§ The problem:
Reproduce all of the entries below with "view finder" swapped for "viewfinder" and nothing else altered. Leave the pictures out of your answer.

§ Exercise data:
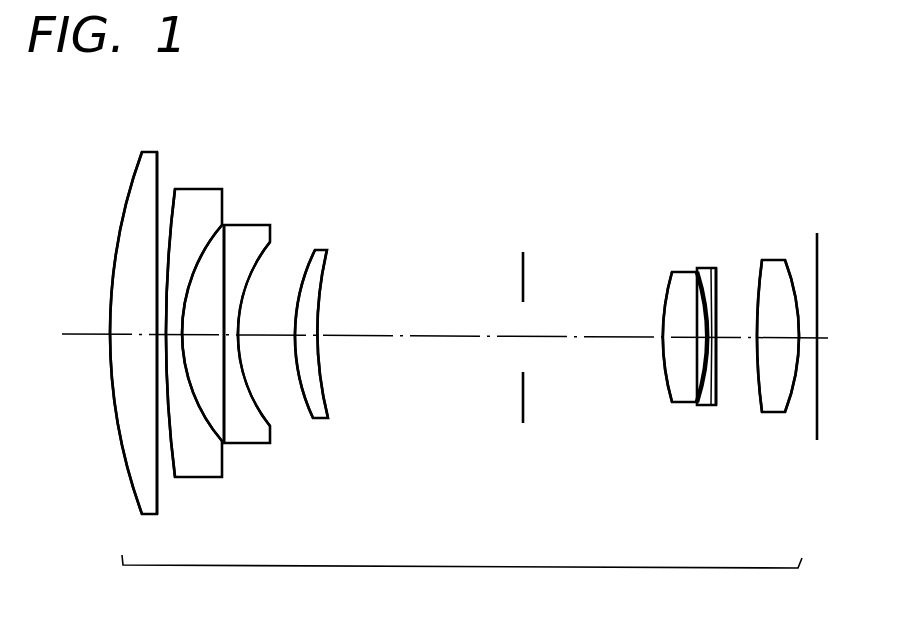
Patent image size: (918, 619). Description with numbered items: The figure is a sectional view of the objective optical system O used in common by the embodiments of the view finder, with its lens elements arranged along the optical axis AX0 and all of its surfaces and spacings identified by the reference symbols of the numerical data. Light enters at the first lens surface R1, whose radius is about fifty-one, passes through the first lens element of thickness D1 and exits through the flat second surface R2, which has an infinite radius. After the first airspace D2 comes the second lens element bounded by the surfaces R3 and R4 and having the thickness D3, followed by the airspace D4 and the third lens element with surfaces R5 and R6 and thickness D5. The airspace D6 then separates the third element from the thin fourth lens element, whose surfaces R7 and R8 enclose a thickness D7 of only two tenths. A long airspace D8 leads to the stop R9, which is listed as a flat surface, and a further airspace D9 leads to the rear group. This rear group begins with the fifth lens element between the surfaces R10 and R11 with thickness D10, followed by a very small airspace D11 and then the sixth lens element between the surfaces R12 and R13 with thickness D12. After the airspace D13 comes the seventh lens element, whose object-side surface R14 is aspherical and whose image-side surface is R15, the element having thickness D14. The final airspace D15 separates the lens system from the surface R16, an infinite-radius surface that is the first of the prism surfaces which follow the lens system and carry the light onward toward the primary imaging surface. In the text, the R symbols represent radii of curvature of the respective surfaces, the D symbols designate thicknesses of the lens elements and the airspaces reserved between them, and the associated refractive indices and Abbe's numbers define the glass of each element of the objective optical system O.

The first lens surface radius of curvature R1 is at (137, 176).
The second lens surface radius of curvature R2 is at (157, 177).
The third lens surface radius of curvature R3 is at (176, 211).
The fourth lens surface radius of curvature R4 is at (220, 243).
The fifth lens surface radius of curvature R5 is at (226, 243).
The sixth lens surface radius of curvature R6 is at (264, 254).
The seventh lens surface radius of curvature R7 is at (311, 268).
The eighth lens surface radius of curvature R8 is at (324, 277).
The stop R9 is at (522, 275).
The tenth lens surface radius of curvature R10 is at (667, 292).
The eleventh lens surface radius of curvature R11 is at (694, 290).
The twelfth lens surface radius of curvature R12 is at (703, 298).
The thirteenth lens surface radius of curvature R13 is at (718, 300).
The fourteenth lens surface radius of curvature R14 is at (761, 282).
The fifteenth lens surface radius of curvature R15 is at (795, 300).
The sixteenth surface radius of curvature R16 is at (817, 263).
The first lens element thickness D1 is at (125, 337).
The first airspace D2 is at (160, 334).
The second lens element thickness D3 is at (176, 337).
The second airspace D4 is at (205, 337).
The third lens element thickness D5 is at (233, 337).
The third airspace D6 is at (263, 337).
The fourth lens element thickness D7 is at (305, 337).
The airspace before the stop D8 is at (398, 337).
The airspace after the stop D9 is at (575, 338).
The fifth lens element thickness D10 is at (677, 338).
The airspace between fifth and sixth lens elements D11 is at (700, 338).
The sixth lens element thickness D12 is at (708, 407).
The airspace between sixth and seventh lens elements D13 is at (730, 338).
The seventh lens element thickness D14 is at (773, 338).
The airspace between seventh lens element and prism D15 is at (807, 338).
The optical axis AX0 is at (428, 337).
The objective optical system O is at (462, 579).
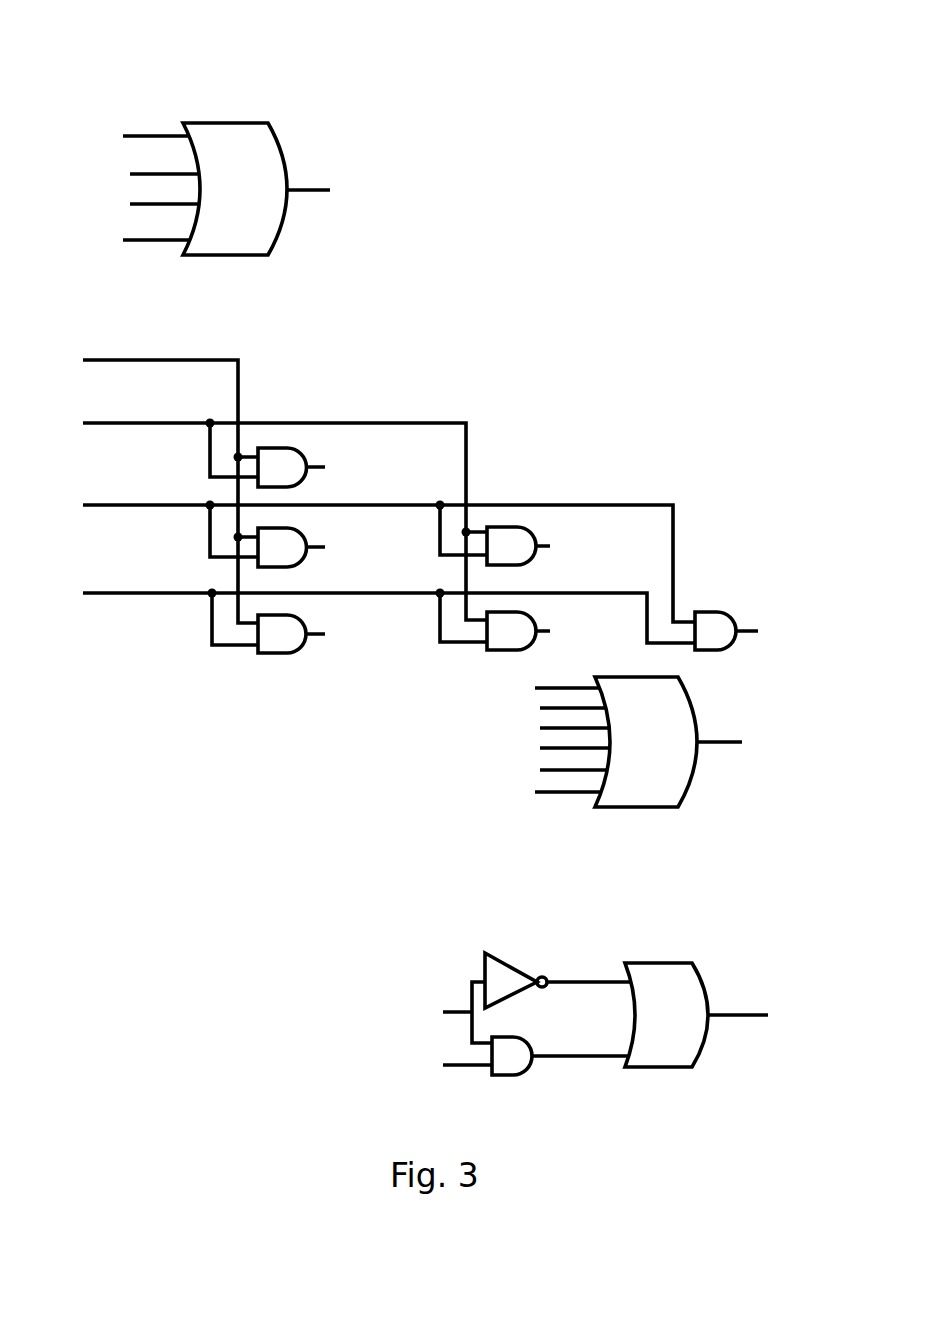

§ Completed exercise:
Patent image size: (918, 619). Description with numbered items: The figure is a sectional view of the objective optical system O used in common by the embodiments of the viewfinder, with its lens elements arranged along the optical axis AX0 and all of its surfaces and spacings identified by the reference symbols of the numerical data. Light enters at the first lens surface R1, whose radius is about fifty-one, passes through the first lens element of thickness D1 and exits through the flat second surface R2, which has an infinite radius. After the first airspace D2 comes the second lens element bounded by the surfaces R3 and R4 and having the thickness D3, followed by the airspace D4 and the third lens element with surfaces R5 and R6 and thickness D5. The airspace D6 then separates the third element from the thin fourth lens element, whose surfaces R7 and R8 enclose a thickness D7 of only two tenths. A long airspace D8 leads to the stop R9, which is listed as a flat surface, and a further airspace D9 leads to the rear group. This rear group begins with the fifth lens element between the surfaces R10 and R11 with thickness D10, followed by a very small airspace D11 and then the sixth lens element between the surfaces R12 and R13 with thickness D12. After the airspace D13 comes the seventh lens element, whose object-side surface R14 is aspherical and whose image-side surface is R15, the element having thickness D14. The final airspace D15 separates the lens system from the surface R16, an infinite-radius surface that is the first of the prism surfaces which follow the lens system and carry the light onward toward the primary imaging surface. In the text, the R symbols represent radii of curvature of the respective surfaces, the D symbols designate thicknesses of the lens elements and the airspaces reserved between them, and the associated refractive indices and Abbe's numbers define the glass of each element of the objective optical system O.

The first lens surface radius of curvature R1 is at (137, 176).
The second lens surface radius of curvature R2 is at (157, 177).
The third lens surface radius of curvature R3 is at (176, 211).
The fourth lens surface radius of curvature R4 is at (220, 243).
The fifth lens surface radius of curvature R5 is at (226, 243).
The sixth lens surface radius of curvature R6 is at (264, 254).
The seventh lens surface radius of curvature R7 is at (311, 268).
The eighth lens surface radius of curvature R8 is at (324, 277).
The stop R9 is at (522, 275).
The tenth lens surface radius of curvature R10 is at (667, 292).
The eleventh lens surface radius of curvature R11 is at (694, 290).
The twelfth lens surface radius of curvature R12 is at (703, 298).
The thirteenth lens surface radius of curvature R13 is at (718, 300).
The fourteenth lens surface radius of curvature R14 is at (761, 282).
The fifteenth lens surface radius of curvature R15 is at (795, 300).
The sixteenth surface radius of curvature R16 is at (817, 263).
The first lens element thickness D1 is at (125, 337).
The first airspace D2 is at (160, 334).
The second lens element thickness D3 is at (176, 337).
The second airspace D4 is at (205, 337).
The third lens element thickness D5 is at (233, 337).
The third airspace D6 is at (263, 337).
The fourth lens element thickness D7 is at (305, 337).
The airspace before the stop D8 is at (398, 337).
The airspace after the stop D9 is at (575, 338).
The fifth lens element thickness D10 is at (677, 338).
The airspace between fifth and sixth lens elements D11 is at (700, 338).
The sixth lens element thickness D12 is at (708, 407).
The airspace between sixth and seventh lens elements D13 is at (730, 338).
The seventh lens element thickness D14 is at (773, 338).
The airspace between seventh lens element and prism D15 is at (807, 338).
The optical axis AX0 is at (428, 337).
The objective optical system O is at (462, 579).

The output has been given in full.